Pictures do not belong in the copy. Return all of the entries exactly.
[start Data section]
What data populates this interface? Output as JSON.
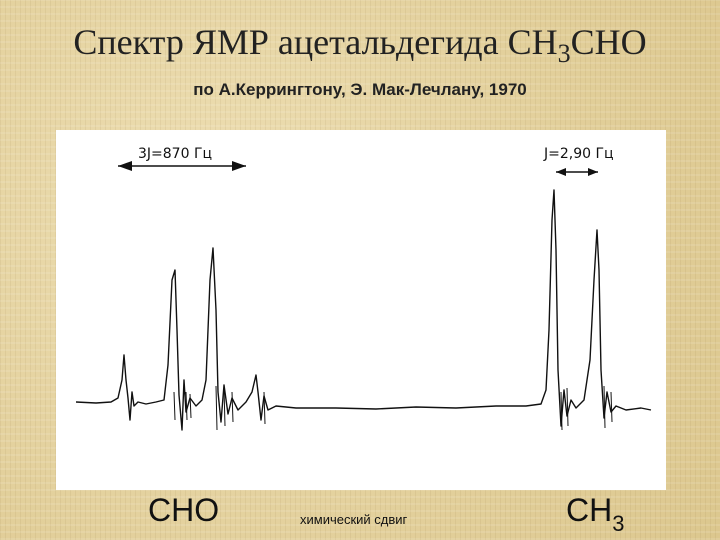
{
  "title": {
    "main": "Спектр ЯМР ацетальдегида CH",
    "sub_digit": "3",
    "tail": "CHO"
  },
  "subtitle": "по А.Керрингтону, Э. Мак-Лечлану, 1970",
  "annotations": {
    "left_coupling": "3J=870 Гц",
    "right_coupling": "J=2,90 Гц"
  },
  "labels": {
    "cho": "CHO",
    "axis": "химический сдвиг",
    "ch3_main": "CH",
    "ch3_sub": "3"
  }
}
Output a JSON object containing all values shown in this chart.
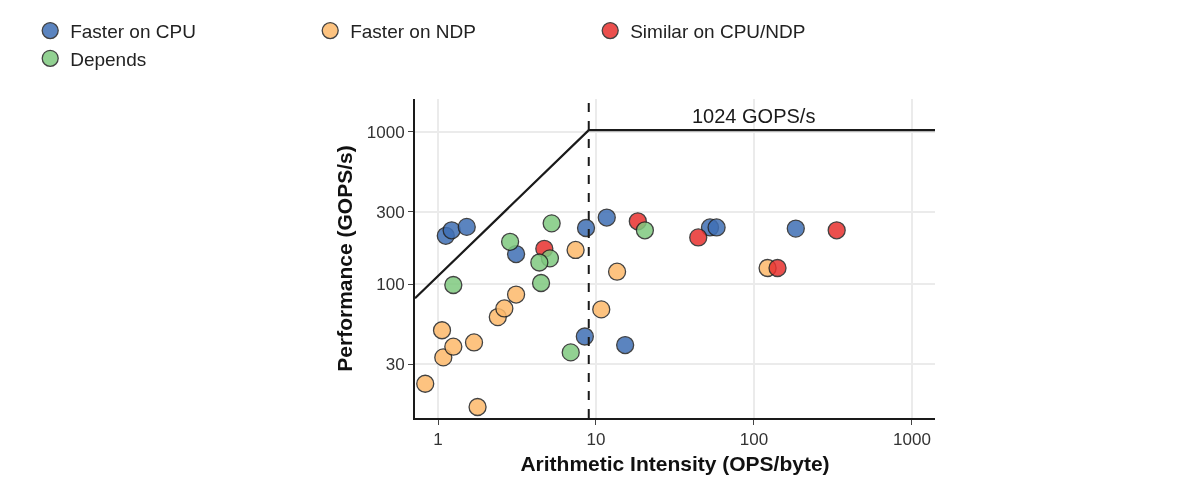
[end Data section]
**Result below**
What data populates this interface? Output as JSON.
{
  "title": {
    "main": "Спектр ЯМР ацетальдегида CH",
    "sub_digit": "3",
    "tail": "CHO"
  },
  "subtitle": "по А.Керрингтону, Э. Мак-Лечлану, 1970",
  "annotations": {
    "left_coupling": "3J=870 Гц",
    "right_coupling": "J=2,90 Гц"
  },
  "labels": {
    "cho": "CHO",
    "axis": "химический сдвиг",
    "ch3_main": "CH",
    "ch3_sub": "3"
  }
}
Output a JSON object containing all values shown in this chart.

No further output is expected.